▶ **What the exercise asks**:
The material below should be written out in full and exactly; pictures stay out of the copy.

-- Start --

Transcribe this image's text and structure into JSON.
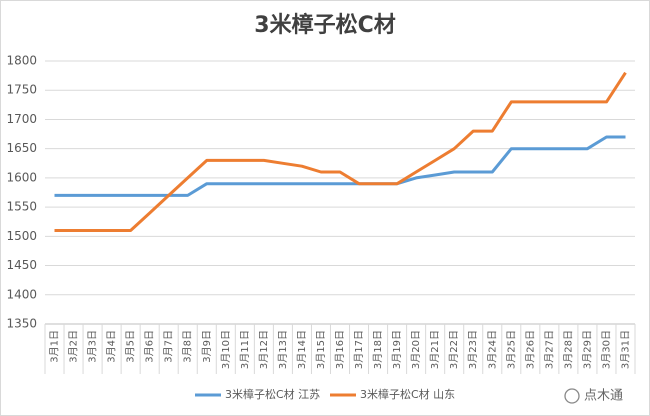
{
  "chart_data": {
    "type": "line",
    "title": "3米樟子松C材",
    "categories": [
      "3月1日",
      "3月2日",
      "3月3日",
      "3月4日",
      "3月5日",
      "3月6日",
      "3月7日",
      "3月8日",
      "3月9日",
      "3月10日",
      "3月11日",
      "3月12日",
      "3月13日",
      "3月14日",
      "3月15日",
      "3月16日",
      "3月17日",
      "3月18日",
      "3月19日",
      "3月20日",
      "3月21日",
      "3月22日",
      "3月23日",
      "3月24日",
      "3月25日",
      "3月26日",
      "3月27日",
      "3月28日",
      "3月29日",
      "3月30日",
      "3月31日"
    ],
    "series": [
      {
        "name": "3米樟子松C材 江苏",
        "color": "#5b9bd5",
        "values": [
          1570,
          1570,
          1570,
          1570,
          1570,
          1570,
          1570,
          1570,
          1590,
          1590,
          1590,
          1590,
          1590,
          1590,
          1590,
          1590,
          1590,
          1590,
          1590,
          1600,
          1605,
          1610,
          1610,
          1610,
          1650,
          1650,
          1650,
          1650,
          1650,
          1670,
          1670
        ]
      },
      {
        "name": "3米樟子松C材 山东",
        "color": "#ed7d31",
        "values": [
          1510,
          1510,
          1510,
          1510,
          1510,
          1540,
          1570,
          1600,
          1630,
          1630,
          1630,
          1630,
          1625,
          1620,
          1610,
          1610,
          1590,
          1590,
          1590,
          1610,
          1630,
          1650,
          1680,
          1680,
          1730,
          1730,
          1730,
          1730,
          1730,
          1730,
          1780
        ]
      }
    ],
    "ylim": [
      1350,
      1800
    ],
    "yticks": [
      1350,
      1400,
      1450,
      1500,
      1550,
      1600,
      1650,
      1700,
      1750,
      1800
    ],
    "grid": true,
    "legend": "bottom",
    "watermark": "点木通"
  }
}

-- End --

▶ **Final result**:
Transcribe this image's text and structure into JSON.
{
  "chart_data": {
    "type": "line",
    "title": "3米樟子松C材",
    "categories": [
      "3月1日",
      "3月2日",
      "3月3日",
      "3月4日",
      "3月5日",
      "3月6日",
      "3月7日",
      "3月8日",
      "3月9日",
      "3月10日",
      "3月11日",
      "3月12日",
      "3月13日",
      "3月14日",
      "3月15日",
      "3月16日",
      "3月17日",
      "3月18日",
      "3月19日",
      "3月20日",
      "3月21日",
      "3月22日",
      "3月23日",
      "3月24日",
      "3月25日",
      "3月26日",
      "3月27日",
      "3月28日",
      "3月29日",
      "3月30日",
      "3月31日"
    ],
    "series": [
      {
        "name": "3米樟子松C材 江苏",
        "color": "#5b9bd5",
        "values": [
          1570,
          1570,
          1570,
          1570,
          1570,
          1570,
          1570,
          1570,
          1590,
          1590,
          1590,
          1590,
          1590,
          1590,
          1590,
          1590,
          1590,
          1590,
          1590,
          1600,
          1605,
          1610,
          1610,
          1610,
          1650,
          1650,
          1650,
          1650,
          1650,
          1670,
          1670
        ]
      },
      {
        "name": "3米樟子松C材 山东",
        "color": "#ed7d31",
        "values": [
          1510,
          1510,
          1510,
          1510,
          1510,
          1540,
          1570,
          1600,
          1630,
          1630,
          1630,
          1630,
          1625,
          1620,
          1610,
          1610,
          1590,
          1590,
          1590,
          1610,
          1630,
          1650,
          1680,
          1680,
          1730,
          1730,
          1730,
          1730,
          1730,
          1730,
          1780
        ]
      }
    ],
    "ylim": [
      1350,
      1800
    ],
    "yticks": [
      1350,
      1400,
      1450,
      1500,
      1550,
      1600,
      1650,
      1700,
      1750,
      1800
    ],
    "grid": true,
    "legend": "bottom",
    "watermark": "点木通"
  }
}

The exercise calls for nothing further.